Saved data entries:
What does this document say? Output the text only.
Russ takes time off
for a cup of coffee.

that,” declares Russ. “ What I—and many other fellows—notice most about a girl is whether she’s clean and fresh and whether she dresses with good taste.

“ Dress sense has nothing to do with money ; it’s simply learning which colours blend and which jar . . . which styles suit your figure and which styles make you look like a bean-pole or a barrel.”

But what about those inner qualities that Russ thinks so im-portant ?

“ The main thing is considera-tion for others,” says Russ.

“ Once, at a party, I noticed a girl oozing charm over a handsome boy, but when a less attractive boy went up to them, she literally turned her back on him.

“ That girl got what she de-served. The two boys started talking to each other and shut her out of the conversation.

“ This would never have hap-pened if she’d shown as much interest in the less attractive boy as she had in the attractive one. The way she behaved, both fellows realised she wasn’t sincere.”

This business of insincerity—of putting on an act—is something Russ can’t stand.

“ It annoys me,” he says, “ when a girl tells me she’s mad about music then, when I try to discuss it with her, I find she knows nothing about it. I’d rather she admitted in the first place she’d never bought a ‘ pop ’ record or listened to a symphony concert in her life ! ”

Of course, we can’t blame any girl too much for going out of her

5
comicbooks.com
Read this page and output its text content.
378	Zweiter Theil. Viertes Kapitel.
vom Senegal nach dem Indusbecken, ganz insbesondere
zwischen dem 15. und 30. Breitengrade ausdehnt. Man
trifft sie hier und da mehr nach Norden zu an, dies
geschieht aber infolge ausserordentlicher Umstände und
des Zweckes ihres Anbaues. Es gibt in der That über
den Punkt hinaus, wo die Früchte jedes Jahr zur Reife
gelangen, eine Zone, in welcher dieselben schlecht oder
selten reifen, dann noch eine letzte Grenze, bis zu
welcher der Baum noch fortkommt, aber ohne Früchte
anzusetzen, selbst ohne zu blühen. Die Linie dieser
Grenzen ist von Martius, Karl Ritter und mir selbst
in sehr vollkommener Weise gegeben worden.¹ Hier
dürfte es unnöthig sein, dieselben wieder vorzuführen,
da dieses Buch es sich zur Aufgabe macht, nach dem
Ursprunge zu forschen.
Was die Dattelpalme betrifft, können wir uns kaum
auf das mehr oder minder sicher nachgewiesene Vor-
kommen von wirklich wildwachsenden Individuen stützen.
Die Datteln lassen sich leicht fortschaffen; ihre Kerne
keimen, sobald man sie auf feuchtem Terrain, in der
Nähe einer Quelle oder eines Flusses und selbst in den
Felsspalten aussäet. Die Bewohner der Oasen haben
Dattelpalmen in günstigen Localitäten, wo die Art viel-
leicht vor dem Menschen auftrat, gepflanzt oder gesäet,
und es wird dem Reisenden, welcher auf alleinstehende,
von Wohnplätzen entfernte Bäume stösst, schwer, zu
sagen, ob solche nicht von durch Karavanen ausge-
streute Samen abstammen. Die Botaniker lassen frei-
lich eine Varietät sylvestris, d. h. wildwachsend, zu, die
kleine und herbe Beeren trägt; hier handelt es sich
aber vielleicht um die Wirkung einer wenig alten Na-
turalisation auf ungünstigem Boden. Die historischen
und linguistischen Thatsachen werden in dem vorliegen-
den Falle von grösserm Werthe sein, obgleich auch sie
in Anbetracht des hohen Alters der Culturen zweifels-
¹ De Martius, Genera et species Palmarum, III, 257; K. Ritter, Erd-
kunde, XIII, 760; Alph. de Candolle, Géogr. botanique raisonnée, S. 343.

Task to complete:
Go through the data and return every record exactly.

Completed task:
What does this document say? Output the text only.
Russ takes time off
for a cup of coffee.

that,” declares Russ. “ What I—and many other fellows—notice most about a girl is whether she’s clean and fresh and whether she dresses with good taste.

“ Dress sense has nothing to do with money ; it’s simply learning which colours blend and which jar . . . which styles suit your figure and which styles make you look like a bean-pole or a barrel.”

But what about those inner qualities that Russ thinks so im-portant ?

“ The main thing is considera-tion for others,” says Russ.

“ Once, at a party, I noticed a girl oozing charm over a handsome boy, but when a less attractive boy went up to them, she literally turned her back on him.

“ That girl got what she de-served. The two boys started talking to each other and shut her out of the conversation.

“ This would never have hap-pened if she’d shown as much interest in the less attractive boy as she had in the attractive one. The way she behaved, both fellows realised she wasn’t sincere.”

This business of insincerity—of putting on an act—is something Russ can’t stand.

“ It annoys me,” he says, “ when a girl tells me she’s mad about music then, when I try to discuss it with her, I find she knows nothing about it. I’d rather she admitted in the first place she’d never bought a ‘ pop ’ record or listened to a symphony concert in her life ! ”

Of course, we can’t blame any girl too much for going out of her

5
comicbooks.com
Read this page and output its text content.
378	Zweiter Theil. Viertes Kapitel.
vom Senegal nach dem Indusbecken, ganz insbesondere
zwischen dem 15. und 30. Breitengrade ausdehnt. Man
trifft sie hier und da mehr nach Norden zu an, dies
geschieht aber infolge ausserordentlicher Umstände und
des Zweckes ihres Anbaues. Es gibt in der That über
den Punkt hinaus, wo die Früchte jedes Jahr zur Reife
gelangen, eine Zone, in welcher dieselben schlecht oder
selten reifen, dann noch eine letzte Grenze, bis zu
welcher der Baum noch fortkommt, aber ohne Früchte
anzusetzen, selbst ohne zu blühen. Die Linie dieser
Grenzen ist von Martius, Karl Ritter und mir selbst
in sehr vollkommener Weise gegeben worden.¹ Hier
dürfte es unnöthig sein, dieselben wieder vorzuführen,
da dieses Buch es sich zur Aufgabe macht, nach dem
Ursprunge zu forschen.
Was die Dattelpalme betrifft, können wir uns kaum
auf das mehr oder minder sicher nachgewiesene Vor-
kommen von wirklich wildwachsenden Individuen stützen.
Die Datteln lassen sich leicht fortschaffen; ihre Kerne
keimen, sobald man sie auf feuchtem Terrain, in der
Nähe einer Quelle oder eines Flusses und selbst in den
Felsspalten aussäet. Die Bewohner der Oasen haben
Dattelpalmen in günstigen Localitäten, wo die Art viel-
leicht vor dem Menschen auftrat, gepflanzt oder gesäet,
und es wird dem Reisenden, welcher auf alleinstehende,
von Wohnplätzen entfernte Bäume stösst, schwer, zu
sagen, ob solche nicht von durch Karavanen ausge-
streute Samen abstammen. Die Botaniker lassen frei-
lich eine Varietät sylvestris, d. h. wildwachsend, zu, die
kleine und herbe Beeren trägt; hier handelt es sich
aber vielleicht um die Wirkung einer wenig alten Na-
turalisation auf ungünstigem Boden. Die historischen
und linguistischen Thatsachen werden in dem vorliegen-
den Falle von grösserm Werthe sein, obgleich auch sie
in Anbetracht des hohen Alters der Culturen zweifels-
¹ De Martius, Genera et species Palmarum, III, 257; K. Ritter, Erd-
kunde, XIII, 760; Alph. de Candolle, Géogr. botanique raisonnée, S. 343.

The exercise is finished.